Pick out all lines of the entries that include the word "title" and copy them.

Rows from a figure dataset
----------------------------------------

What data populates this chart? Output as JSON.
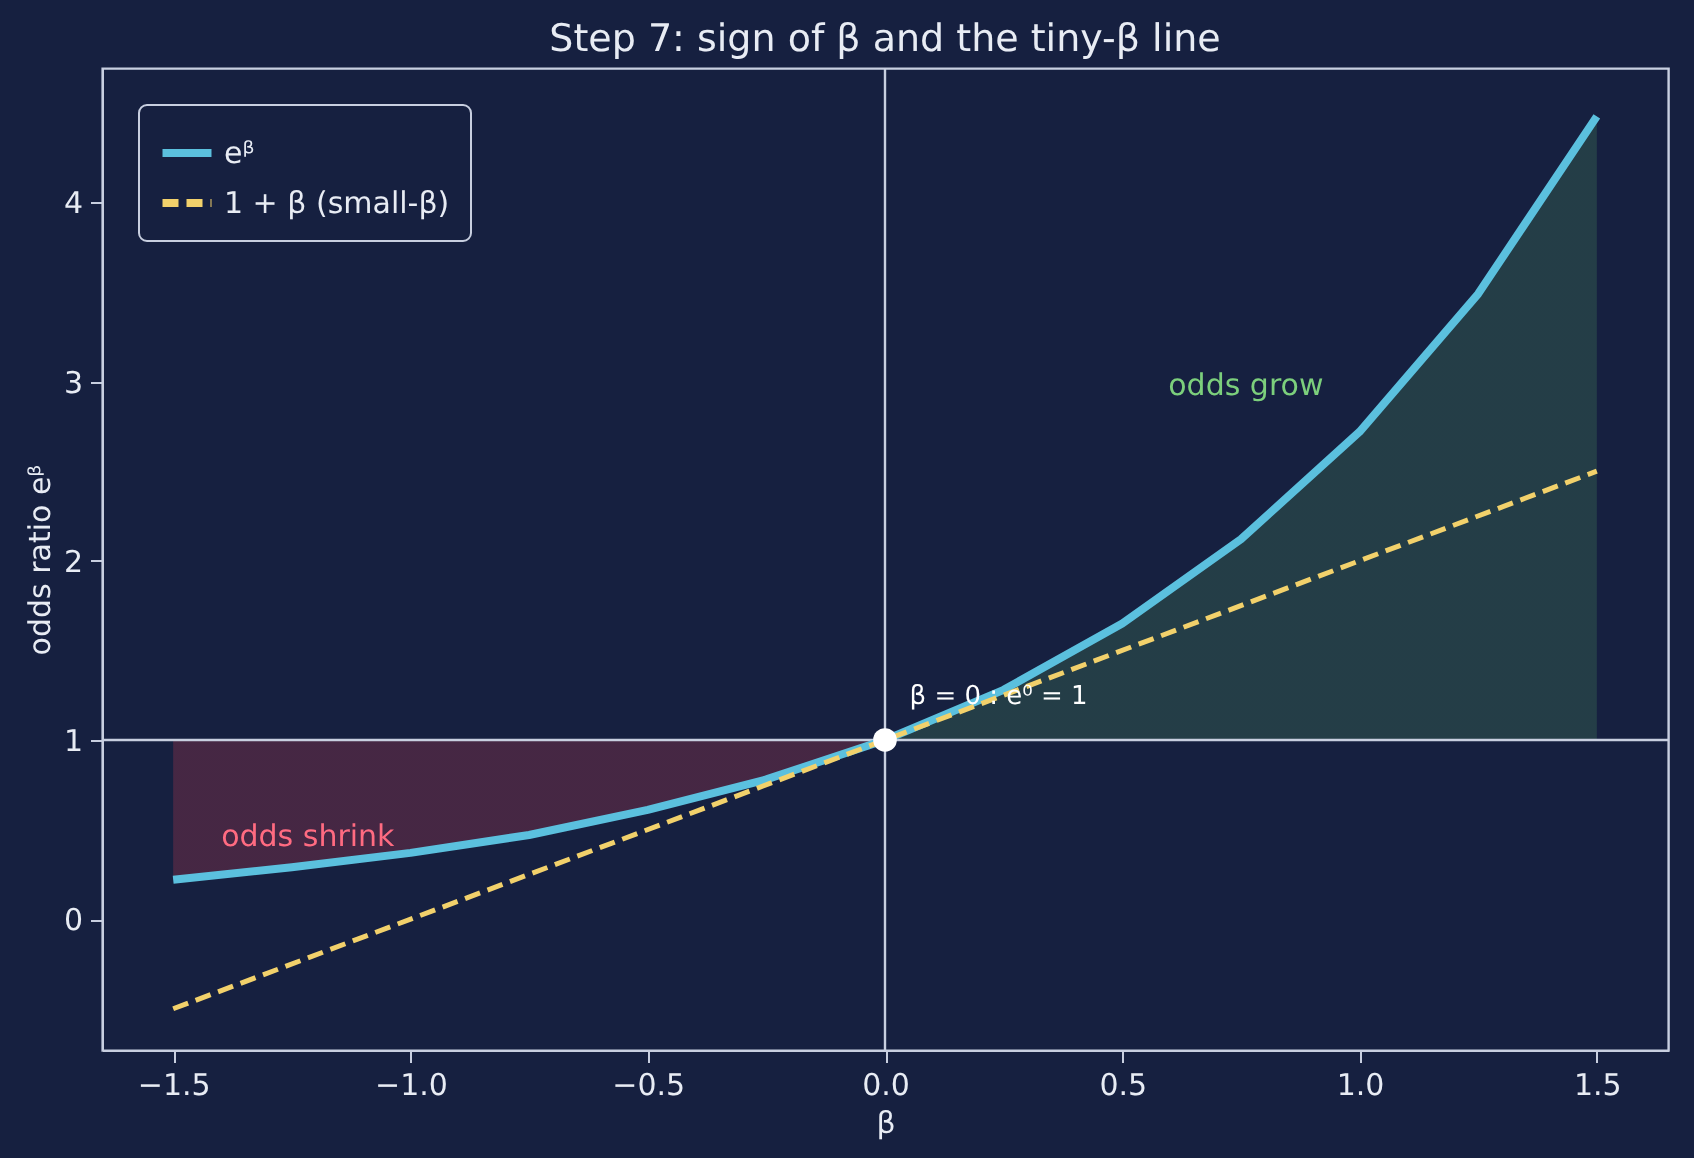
{
  "chart_data": {
    "type": "line",
    "title": "Step 7: sign of β and the tiny-β line",
    "xlabel": "β",
    "ylabel": "odds ratio eᵝ",
    "xlim": [
      -1.65,
      1.65
    ],
    "ylim": [
      -0.73,
      4.75
    ],
    "xticks": [
      {
        "value": -1.5,
        "label": "−1.5"
      },
      {
        "value": -1.0,
        "label": "−1.0"
      },
      {
        "value": -0.5,
        "label": "−0.5"
      },
      {
        "value": 0,
        "label": "0.0"
      },
      {
        "value": 0.5,
        "label": "0.5"
      },
      {
        "value": 1.0,
        "label": "1.0"
      },
      {
        "value": 1.5,
        "label": "1.5"
      }
    ],
    "yticks": [
      0,
      1,
      2,
      3,
      4
    ],
    "grid": false,
    "legend": "top left",
    "marker": "none",
    "series": [
      {
        "type": "line",
        "name": "eᵝ",
        "color": "#5bc0de",
        "line_style": "solid",
        "x": [
          -1.5,
          -1.25,
          -1.0,
          -0.75,
          -0.5,
          -0.25,
          0,
          0.25,
          0.5,
          0.75,
          1.0,
          1.25,
          1.5
        ],
        "values": [
          0.22,
          0.29,
          0.37,
          0.47,
          0.61,
          0.78,
          1.0,
          1.28,
          1.65,
          2.12,
          2.72,
          3.49,
          4.48
        ],
        "lower": [
          0.22,
          0.29,
          0.37,
          0.47,
          0.61,
          0.78,
          1.0,
          1,
          1,
          1,
          1,
          1,
          1
        ],
        "upper": [
          1,
          1,
          1,
          1,
          1,
          1,
          1.0,
          1.28,
          1.65,
          2.12,
          2.72,
          3.49,
          4.48
        ]
      },
      {
        "type": "line",
        "name": "1 + β (small-β)",
        "color": "#f2d16b",
        "line_style": "dashed",
        "x": [
          -1.5,
          1.5
        ],
        "values": [
          -0.5,
          2.5
        ]
      },
      {
        "type": "scatter",
        "color": "#ffffff",
        "marker": "circle",
        "x": [
          0
        ],
        "values": [
          1
        ]
      }
    ],
    "ref_lines": [
      {
        "axis": "y",
        "value": 1,
        "color": "#c8cfe0"
      },
      {
        "axis": "x",
        "value": 0,
        "color": "#c8cfe0"
      }
    ],
    "annotations": [
      "odds grow",
      "odds shrink",
      "β = 0 : e⁰ = 1"
    ]
  }
}
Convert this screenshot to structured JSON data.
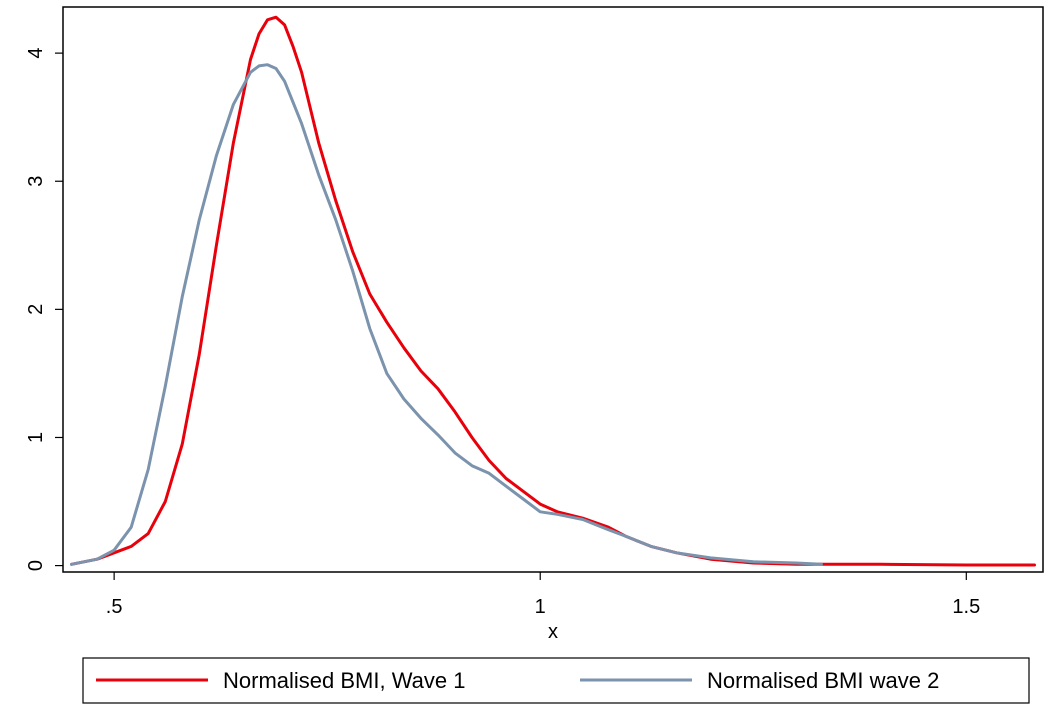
{
  "chart_data": {
    "type": "line",
    "title": "",
    "xlabel": "x",
    "ylabel": "",
    "xlim": [
      0.44,
      1.59
    ],
    "ylim": [
      -0.05,
      4.36
    ],
    "x_ticks": [
      {
        "value": 0.5,
        "label": ".5"
      },
      {
        "value": 1.0,
        "label": "1"
      },
      {
        "value": 1.5,
        "label": "1.5"
      }
    ],
    "y_ticks": [
      {
        "value": 0,
        "label": "0"
      },
      {
        "value": 1,
        "label": "1"
      },
      {
        "value": 2,
        "label": "2"
      },
      {
        "value": 3,
        "label": "3"
      },
      {
        "value": 4,
        "label": "4"
      }
    ],
    "grid": false,
    "legend_position": "bottom",
    "series": [
      {
        "name": "Normalised BMI, Wave 1",
        "color": "#e8000b",
        "x": [
          0.45,
          0.48,
          0.5,
          0.52,
          0.54,
          0.56,
          0.58,
          0.6,
          0.62,
          0.64,
          0.66,
          0.67,
          0.68,
          0.69,
          0.7,
          0.71,
          0.72,
          0.74,
          0.76,
          0.78,
          0.8,
          0.82,
          0.84,
          0.86,
          0.88,
          0.9,
          0.92,
          0.94,
          0.96,
          0.98,
          1.0,
          1.02,
          1.05,
          1.08,
          1.1,
          1.13,
          1.16,
          1.2,
          1.25,
          1.3,
          1.4,
          1.5,
          1.58
        ],
        "values": [
          0.01,
          0.05,
          0.1,
          0.15,
          0.25,
          0.5,
          0.95,
          1.65,
          2.5,
          3.3,
          3.95,
          4.15,
          4.26,
          4.28,
          4.22,
          4.05,
          3.85,
          3.3,
          2.85,
          2.45,
          2.12,
          1.9,
          1.7,
          1.52,
          1.38,
          1.2,
          1.0,
          0.82,
          0.68,
          0.58,
          0.48,
          0.42,
          0.37,
          0.3,
          0.23,
          0.15,
          0.1,
          0.05,
          0.02,
          0.01,
          0.01,
          0.005,
          0.005
        ]
      },
      {
        "name": "Normalised BMI wave 2",
        "color": "#7b93ad",
        "x": [
          0.45,
          0.48,
          0.5,
          0.52,
          0.54,
          0.56,
          0.58,
          0.6,
          0.62,
          0.64,
          0.66,
          0.67,
          0.68,
          0.69,
          0.7,
          0.72,
          0.74,
          0.76,
          0.78,
          0.8,
          0.82,
          0.84,
          0.86,
          0.88,
          0.9,
          0.92,
          0.94,
          0.96,
          0.98,
          1.0,
          1.02,
          1.05,
          1.08,
          1.1,
          1.13,
          1.16,
          1.2,
          1.25,
          1.3,
          1.33
        ],
        "values": [
          0.01,
          0.05,
          0.12,
          0.3,
          0.75,
          1.4,
          2.1,
          2.7,
          3.2,
          3.6,
          3.85,
          3.9,
          3.91,
          3.88,
          3.78,
          3.45,
          3.05,
          2.7,
          2.3,
          1.85,
          1.5,
          1.3,
          1.15,
          1.02,
          0.88,
          0.78,
          0.72,
          0.62,
          0.52,
          0.42,
          0.4,
          0.36,
          0.28,
          0.23,
          0.15,
          0.1,
          0.06,
          0.03,
          0.02,
          0.01
        ]
      }
    ]
  }
}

----------------------------------------

*Output for this task*.
    "title": "Step 7: sign of β and the tiny-β line",
    "title": "",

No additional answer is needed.